• [Written task A]
Translate this sentence from the passage on the Sylvia Rivera Law Project into Spanish: "The SRLP also provides information on making work environments welcoming and accessible to transgender, intersex, and gender nonconforming people."
• [Written task B]
Reproduce word for word the part of the passage on the Sylvia Rivera Law Project starting with "In addition to" and going on through "employment, and education.".

• [Text to read]
((
In addition to providing direct services to fight discrimination on the basis of gender identity, gender expression, or intersex status, the law project is engaged in efforts to change policies that create obstacles to full inclusion and equal access to all who are disempowered by discrimination and violence. It also provides training materials and services to organizations seeking information about transgender/ transsexual rights and the law. The SRLP also provides information on making work environments welcoming and accessible to transgender, intersex, and gender nonconforming people. Legal cases, policy formation, and training have focused on housing and homeless services, adult and juvenile justice, health care provision and insurance, police practices, employment, and education.
Significance
Several pivotal cases have been argued and won by the Sylvia Rivera Law Project on behalf of transgender clients in New York. These include the case Jean Doe v. Bell (2002), in which it was determined that “youth in foster care have the right to dress in clothing appropriate to their gender identity,” and Matter of Guido (2003), which established that “transgender name change applicants cannot be held to a higher evidentiary standard than non-transgender applicants.” In 2003, the SRLP also won a ruling enabling a transgender woman to visit her children when she expressed her gender as a woman.
))
(Layout coordinate data)
((
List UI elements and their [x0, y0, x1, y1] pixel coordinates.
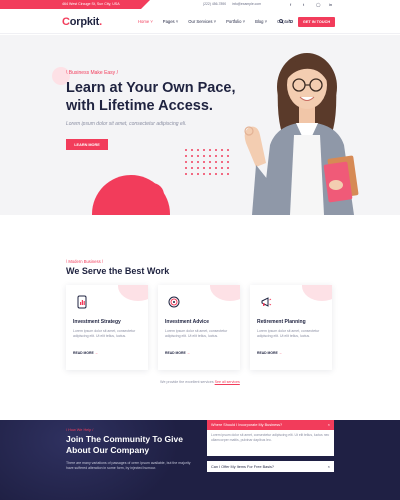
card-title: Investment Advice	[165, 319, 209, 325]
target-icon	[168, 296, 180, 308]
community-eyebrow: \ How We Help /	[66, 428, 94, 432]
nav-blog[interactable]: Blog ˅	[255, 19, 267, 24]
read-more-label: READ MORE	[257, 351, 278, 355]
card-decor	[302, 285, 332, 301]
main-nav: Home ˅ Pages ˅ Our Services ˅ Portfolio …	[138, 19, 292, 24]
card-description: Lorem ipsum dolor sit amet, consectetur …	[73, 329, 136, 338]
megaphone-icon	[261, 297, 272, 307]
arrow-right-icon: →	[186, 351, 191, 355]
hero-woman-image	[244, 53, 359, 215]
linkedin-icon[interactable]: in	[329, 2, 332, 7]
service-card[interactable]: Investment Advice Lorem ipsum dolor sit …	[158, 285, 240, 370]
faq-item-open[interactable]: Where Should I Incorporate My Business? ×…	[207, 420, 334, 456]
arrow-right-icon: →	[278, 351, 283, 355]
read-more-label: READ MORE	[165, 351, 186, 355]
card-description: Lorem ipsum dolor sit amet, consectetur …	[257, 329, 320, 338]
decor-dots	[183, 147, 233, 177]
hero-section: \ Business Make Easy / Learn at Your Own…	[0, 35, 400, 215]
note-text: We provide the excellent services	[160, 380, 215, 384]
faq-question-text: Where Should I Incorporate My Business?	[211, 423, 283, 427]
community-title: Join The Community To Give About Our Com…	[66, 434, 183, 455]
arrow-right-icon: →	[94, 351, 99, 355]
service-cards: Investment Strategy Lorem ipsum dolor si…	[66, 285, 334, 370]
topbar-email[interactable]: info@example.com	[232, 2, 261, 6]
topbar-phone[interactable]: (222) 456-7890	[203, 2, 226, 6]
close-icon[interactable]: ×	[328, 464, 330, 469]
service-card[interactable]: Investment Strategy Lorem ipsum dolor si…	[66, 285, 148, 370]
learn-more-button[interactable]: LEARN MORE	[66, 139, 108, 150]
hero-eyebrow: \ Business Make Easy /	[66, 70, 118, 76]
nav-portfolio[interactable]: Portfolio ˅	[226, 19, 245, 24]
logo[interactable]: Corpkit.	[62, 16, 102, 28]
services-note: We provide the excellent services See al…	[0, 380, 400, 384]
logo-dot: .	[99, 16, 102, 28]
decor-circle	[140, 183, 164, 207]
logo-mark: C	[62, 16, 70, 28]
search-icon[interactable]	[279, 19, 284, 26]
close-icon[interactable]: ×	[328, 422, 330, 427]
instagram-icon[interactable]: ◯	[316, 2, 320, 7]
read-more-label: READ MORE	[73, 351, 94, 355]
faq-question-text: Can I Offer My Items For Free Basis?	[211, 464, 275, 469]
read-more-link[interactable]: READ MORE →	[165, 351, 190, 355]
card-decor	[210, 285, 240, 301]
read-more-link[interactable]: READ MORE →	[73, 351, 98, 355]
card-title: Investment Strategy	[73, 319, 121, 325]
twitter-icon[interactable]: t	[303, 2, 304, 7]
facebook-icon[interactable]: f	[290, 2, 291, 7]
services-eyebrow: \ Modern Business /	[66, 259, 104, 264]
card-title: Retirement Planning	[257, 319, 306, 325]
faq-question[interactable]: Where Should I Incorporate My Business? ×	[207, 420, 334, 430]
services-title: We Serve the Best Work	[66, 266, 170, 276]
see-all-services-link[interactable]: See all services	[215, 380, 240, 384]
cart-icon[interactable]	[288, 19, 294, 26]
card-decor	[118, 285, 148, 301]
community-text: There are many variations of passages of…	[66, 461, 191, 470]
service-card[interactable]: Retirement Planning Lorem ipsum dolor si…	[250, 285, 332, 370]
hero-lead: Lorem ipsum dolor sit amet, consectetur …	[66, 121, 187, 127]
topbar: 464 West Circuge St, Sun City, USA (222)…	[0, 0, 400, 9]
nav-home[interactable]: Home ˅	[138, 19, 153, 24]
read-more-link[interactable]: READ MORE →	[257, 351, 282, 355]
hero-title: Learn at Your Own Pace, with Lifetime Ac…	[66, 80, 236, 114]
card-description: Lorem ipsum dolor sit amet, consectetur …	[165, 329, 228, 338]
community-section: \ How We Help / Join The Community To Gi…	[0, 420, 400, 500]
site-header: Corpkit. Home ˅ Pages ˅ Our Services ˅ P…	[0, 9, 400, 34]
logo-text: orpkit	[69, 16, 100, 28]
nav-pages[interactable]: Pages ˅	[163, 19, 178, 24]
))
• [Exercise result A]
El SRLP también ofrece información sobre cómo lograr que los entornos laborales sean acogedores y accesibles para las personas transgénero, intersexuales y de género no conforme.

• [Exercise result B]
In addition to providing direct services to fight discrimination on the basis of gender identity, gender expression, or intersex status, the law project is engaged in efforts to change policies that create obstacles to full inclusion and equal access to all who are disempowered by discrimination and violence. It also provides training materials and services to organizations seeking information about transgender/ transsexual rights and the law. The SRLP also provides information on making work environments welcoming and accessible to transgender, intersex, and gender nonconforming people. Legal cases, policy formation, and training have focused on housing and homeless services, adult and juvenile justice, health care provision and insurance, police practices, employment, and education.